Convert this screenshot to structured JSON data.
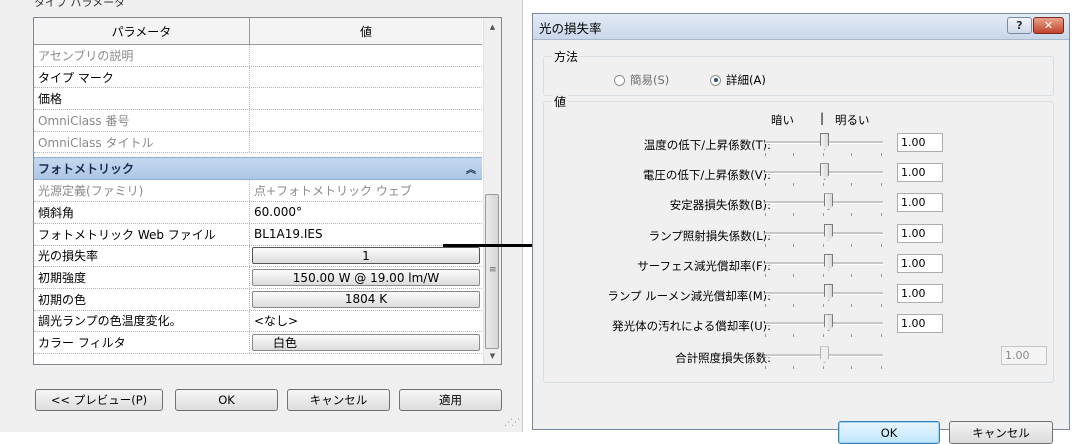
{
  "left": {
    "header": "タイプ パラメータ",
    "grid": {
      "col_param": "パラメータ",
      "col_value": "値",
      "rows_top": [
        {
          "name": "アセンブリの説明",
          "value": "",
          "dim": true
        },
        {
          "name": "タイプ マーク",
          "value": "",
          "dim": false
        },
        {
          "name": "価格",
          "value": "",
          "dim": false
        },
        {
          "name": "OmniClass 番号",
          "value": "",
          "dim": true
        },
        {
          "name": "OmniClass タイトル",
          "value": "",
          "dim": true
        }
      ],
      "group": {
        "label": "フォトメトリック",
        "chevron": "︽"
      },
      "rows_group": [
        {
          "name": "光源定義(ファミリ)",
          "value": "点+フォトメトリック ウェブ",
          "dim": true
        },
        {
          "name": "傾斜角",
          "value": "60.000°"
        },
        {
          "name": "フォトメトリック Web ファイル",
          "value": "BL1A19.IES"
        },
        {
          "name": "光の損失率",
          "value": "1"
        },
        {
          "name": "初期強度",
          "value": "150.00 W @ 19.00 lm/W"
        },
        {
          "name": "初期の色",
          "value": "1804 K"
        },
        {
          "name": "調光ランプの色温度変化。",
          "value": "<なし>"
        },
        {
          "name": "カラー フィルタ",
          "value": "白色"
        }
      ]
    },
    "scrollbar": {
      "up_arrow": "▲",
      "down_arrow": "▼",
      "grip": "≡"
    },
    "buttons": {
      "preview": "<< プレビュー(P)",
      "ok": "OK",
      "cancel": "キャンセル",
      "apply": "適用"
    }
  },
  "dialog": {
    "title": "光の損失率",
    "help_glyph": "?",
    "close_glyph": "✕",
    "method": {
      "label": "方法",
      "simple": "簡易(S)",
      "detailed": "詳細(A)",
      "selected": "detailed"
    },
    "values": {
      "label": "値",
      "dark_label": "暗い",
      "bright_label": "明るい",
      "rows": [
        {
          "label": "温度の低下/上昇係数(T):",
          "value": "1.00",
          "level": 0.5
        },
        {
          "label": "電圧の低下/上昇係数(V):",
          "value": "1.00",
          "level": 0.5
        },
        {
          "label": "安定器損失係数(B):",
          "value": "1.00",
          "level": 0.54
        },
        {
          "label": "ランプ照射損失係数(L):",
          "value": "1.00",
          "level": 0.54
        },
        {
          "label": "サーフェス減光償却率(F):",
          "value": "1.00",
          "level": 0.54
        },
        {
          "label": "ランプ ルーメン減光償却率(M):",
          "value": "1.00",
          "level": 0.54
        },
        {
          "label": "発光体の汚れによる償却率(U):",
          "value": "1.00",
          "level": 0.54
        }
      ],
      "total": {
        "label": "合計照度損失係数:",
        "value": "1.00",
        "level": 0.5
      }
    },
    "buttons": {
      "ok": "OK",
      "cancel": "キャンセル"
    }
  }
}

YOUR OBJECTIVE: Print the whole listing above once more, word for word, without its pictures.

FULL SOLUTION:
Convert this screenshot to structured JSON data.
{
  "left": {
    "header": "タイプ パラメータ",
    "grid": {
      "col_param": "パラメータ",
      "col_value": "値",
      "rows_top": [
        {
          "name": "アセンブリの説明",
          "value": "",
          "dim": true
        },
        {
          "name": "タイプ マーク",
          "value": "",
          "dim": false
        },
        {
          "name": "価格",
          "value": "",
          "dim": false
        },
        {
          "name": "OmniClass 番号",
          "value": "",
          "dim": true
        },
        {
          "name": "OmniClass タイトル",
          "value": "",
          "dim": true
        }
      ],
      "group": {
        "label": "フォトメトリック",
        "chevron": "︽"
      },
      "rows_group": [
        {
          "name": "光源定義(ファミリ)",
          "value": "点+フォトメトリック ウェブ",
          "dim": true
        },
        {
          "name": "傾斜角",
          "value": "60.000°"
        },
        {
          "name": "フォトメトリック Web ファイル",
          "value": "BL1A19.IES"
        },
        {
          "name": "光の損失率",
          "value": "1"
        },
        {
          "name": "初期強度",
          "value": "150.00 W @ 19.00 lm/W"
        },
        {
          "name": "初期の色",
          "value": "1804 K"
        },
        {
          "name": "調光ランプの色温度変化。",
          "value": "<なし>"
        },
        {
          "name": "カラー フィルタ",
          "value": "白色"
        }
      ]
    },
    "scrollbar": {
      "up_arrow": "▲",
      "down_arrow": "▼",
      "grip": "≡"
    },
    "buttons": {
      "preview": "<< プレビュー(P)",
      "ok": "OK",
      "cancel": "キャンセル",
      "apply": "適用"
    }
  },
  "dialog": {
    "title": "光の損失率",
    "help_glyph": "?",
    "close_glyph": "✕",
    "method": {
      "label": "方法",
      "simple": "簡易(S)",
      "detailed": "詳細(A)",
      "selected": "detailed"
    },
    "values": {
      "label": "値",
      "dark_label": "暗い",
      "bright_label": "明るい",
      "rows": [
        {
          "label": "温度の低下/上昇係数(T):",
          "value": "1.00",
          "level": 0.5
        },
        {
          "label": "電圧の低下/上昇係数(V):",
          "value": "1.00",
          "level": 0.5
        },
        {
          "label": "安定器損失係数(B):",
          "value": "1.00",
          "level": 0.54
        },
        {
          "label": "ランプ照射損失係数(L):",
          "value": "1.00",
          "level": 0.54
        },
        {
          "label": "サーフェス減光償却率(F):",
          "value": "1.00",
          "level": 0.54
        },
        {
          "label": "ランプ ルーメン減光償却率(M):",
          "value": "1.00",
          "level": 0.54
        },
        {
          "label": "発光体の汚れによる償却率(U):",
          "value": "1.00",
          "level": 0.54
        }
      ],
      "total": {
        "label": "合計照度損失係数:",
        "value": "1.00",
        "level": 0.5
      }
    },
    "buttons": {
      "ok": "OK",
      "cancel": "キャンセル"
    }
  }
}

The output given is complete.